__Selected extract__.
————

The Museum History

Key dates


As the ICRC’s hundredth anniversary approached, new initiatives were launched to establish a Red Cross Museum in Geneva.


Laurent Marti, a former delegate, presented the idea of a museum and sent a memorandum to Jean Pictet, Director-General of the ICRC. The aim was to trace the major stages of humanitarian history before and after the creation of the Red Cross.


An architectural competition was launched. The final choice fell on the project by Pierre Zoelly, Georges Haefeli and Michel Girardet, which retained the existing site and forged a link with the work of the Red Cross.


The Foundation for the International Red Cross Museum was established and was chaired by Philippe de Weck.


The first stone of the Museum was set in place on 20 November, in the presence of Mrs Ursula Furgler, Mrs Raissa Gorbatchev and Mrs Nancy Reagan.


With Laurent Marti as its Director, the Museum opened its doors to the public on 29 October.
It then took the name of the International Red Cross and Red Crescent Museum and
 Jean-Pierre Hocké was appointed as its President.


Didier Helg took over as the Museum’s Director, followed by Christine Müller.


Roger Mayou was appointed Director. He initiated the redevelopment of « Area 11 », the part of the permanent exhibition covering the contemporary period. Eager to continue in that direction, he began to consider the possibility of renewing the entire permanent exhibition.


Following a period with Michel Convers as the interim Director, Bernard Koechlin became the Council’s Chairman.


The Foundation Board adopted the strategic plan for 2008-2018, which included two major decisions: the construction of a «Visitors’ Centre» shared with the ICRC and complete transformation of the permanent exhibition.

————

__Dataset excerpt__.
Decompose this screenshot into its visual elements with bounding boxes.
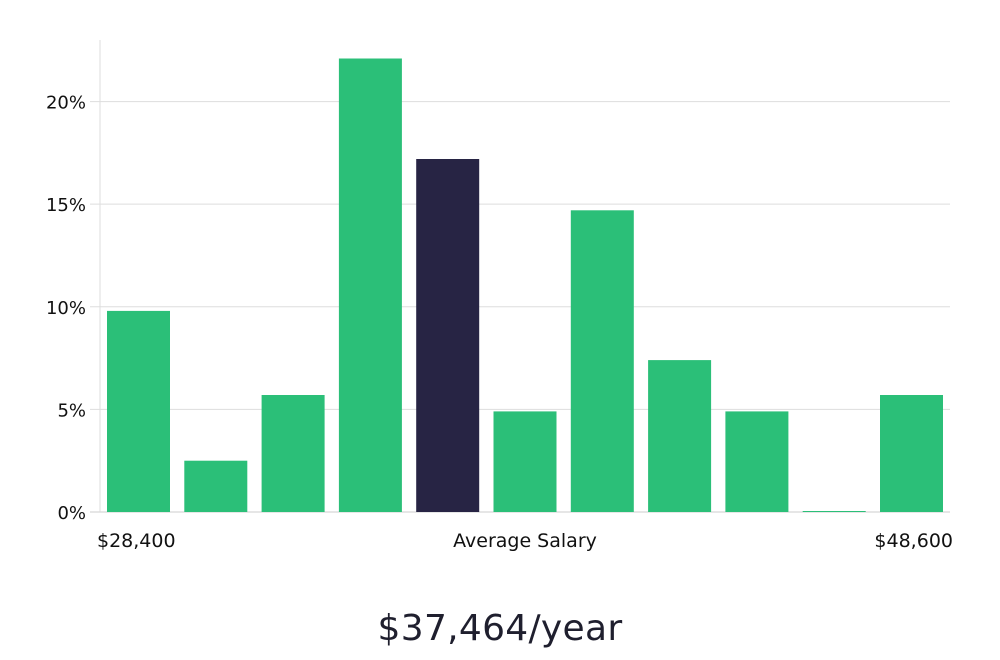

————

__Required tasks__.
**A)** Decide whether each statement agrees with the museum history above. Answer yes or no for each, and quote the exact words from the text that settle it.
(i) The Museum opened to the public with Laurent Marti as its Director.
(ii) Roger Mayou served as interim Director before Bernard Koechlin became the Council’s Chairman.
(iii) Jean Pictet chaired the Foundation for the International Red Cross Museum.
**B)** Reproduce the passage of the museum history above between "Didier Helg took" and "the permanent exhibition.", inclusive.
**C)** According to the museum history above, whose project was chosen in the architectural competition?

__Answers provided__.
**A)**
(i) Yes: "With Laurent Marti as its Director, the Museum opened its doors to the public on 29 October."
(ii) No: "Following a period with Michel Convers as the interim Director, Bernard Koechlin became the Council’s Chairman."
(iii) No: "The Foundation for the International Red Cross Museum was established and was chaired by Philippe de Weck."

**B)**
Didier Helg took over as the Museum’s Director, followed by Christine Müller.


Roger Mayou was appointed Director. He initiated the redevelopment of « Area 11 », the part of the permanent exhibition covering the contemporary period. Eager to continue in that direction, he began to consider the possibility of renewing the entire permanent exhibition.


Following a period with Michel Convers as the interim Director, Bernard Koechlin became the Council’s Chairman.


The Foundation Board adopted the strategic plan for 2008-2018, which included two major decisions: the construction of a «Visitors’ Centre» shared with the ICRC and complete transformation of the permanent exhibition.

**C)** The project by Pierre Zoelly, Georges Haefeli and Michel Girardet.